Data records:
---------------
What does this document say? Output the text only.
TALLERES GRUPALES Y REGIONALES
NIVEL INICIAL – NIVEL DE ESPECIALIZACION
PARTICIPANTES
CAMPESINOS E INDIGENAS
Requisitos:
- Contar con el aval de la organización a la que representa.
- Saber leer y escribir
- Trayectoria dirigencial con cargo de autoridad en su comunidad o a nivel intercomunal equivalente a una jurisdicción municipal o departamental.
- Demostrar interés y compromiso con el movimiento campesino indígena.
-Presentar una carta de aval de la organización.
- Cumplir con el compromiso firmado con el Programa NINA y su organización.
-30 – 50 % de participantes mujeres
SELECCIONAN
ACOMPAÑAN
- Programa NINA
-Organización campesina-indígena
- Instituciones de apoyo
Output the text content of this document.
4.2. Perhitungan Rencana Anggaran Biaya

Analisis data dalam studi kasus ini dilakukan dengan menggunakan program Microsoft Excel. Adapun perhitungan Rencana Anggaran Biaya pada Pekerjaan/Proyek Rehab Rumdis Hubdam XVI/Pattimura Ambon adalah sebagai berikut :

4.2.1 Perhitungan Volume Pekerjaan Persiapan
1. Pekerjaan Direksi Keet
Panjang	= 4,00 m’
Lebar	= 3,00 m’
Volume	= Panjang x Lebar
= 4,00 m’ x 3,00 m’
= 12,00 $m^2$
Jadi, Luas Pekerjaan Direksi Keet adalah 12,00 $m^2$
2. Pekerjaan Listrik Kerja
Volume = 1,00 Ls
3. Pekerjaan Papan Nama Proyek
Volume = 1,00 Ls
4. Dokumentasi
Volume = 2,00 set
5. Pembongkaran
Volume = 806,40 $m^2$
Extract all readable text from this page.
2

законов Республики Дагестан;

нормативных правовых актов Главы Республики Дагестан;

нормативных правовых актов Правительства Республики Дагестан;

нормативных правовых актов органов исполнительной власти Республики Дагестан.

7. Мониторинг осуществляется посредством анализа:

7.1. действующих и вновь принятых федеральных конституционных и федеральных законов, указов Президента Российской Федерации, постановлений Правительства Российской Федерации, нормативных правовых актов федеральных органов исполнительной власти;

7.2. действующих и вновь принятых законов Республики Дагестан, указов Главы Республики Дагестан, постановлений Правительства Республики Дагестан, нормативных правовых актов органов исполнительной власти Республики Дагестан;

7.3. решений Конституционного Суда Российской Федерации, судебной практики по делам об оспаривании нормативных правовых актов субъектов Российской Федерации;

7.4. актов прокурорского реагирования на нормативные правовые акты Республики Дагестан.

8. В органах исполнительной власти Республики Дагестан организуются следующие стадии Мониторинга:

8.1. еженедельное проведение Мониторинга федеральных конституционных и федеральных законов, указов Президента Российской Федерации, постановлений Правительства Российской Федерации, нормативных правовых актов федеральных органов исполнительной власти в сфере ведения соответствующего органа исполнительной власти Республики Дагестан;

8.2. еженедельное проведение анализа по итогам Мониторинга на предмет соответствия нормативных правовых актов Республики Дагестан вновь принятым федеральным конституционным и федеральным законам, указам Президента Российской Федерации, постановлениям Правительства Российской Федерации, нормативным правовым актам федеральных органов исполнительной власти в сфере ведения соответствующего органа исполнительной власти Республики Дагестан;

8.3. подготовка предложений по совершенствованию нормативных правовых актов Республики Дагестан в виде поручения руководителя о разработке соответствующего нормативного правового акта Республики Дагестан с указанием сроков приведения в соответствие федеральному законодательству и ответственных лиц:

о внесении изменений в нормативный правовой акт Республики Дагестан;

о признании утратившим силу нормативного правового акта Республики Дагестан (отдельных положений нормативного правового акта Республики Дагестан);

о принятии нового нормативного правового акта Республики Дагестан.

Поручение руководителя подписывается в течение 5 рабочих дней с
---------------
## Request:
Find all lines where the word "Proyek" appears. Copy them.

## Correct output:
Analisis data dalam studi kasus ini dilakukan dengan menggunakan program Microsoft Excel. Adapun perhitungan Rencana Anggaran Biaya pada Pekerjaan/Proyek Rehab Rumdis Hubdam XVI/Pattimura Ambon adalah sebagai berikut :
3. Pekerjaan Papan Nama Proyek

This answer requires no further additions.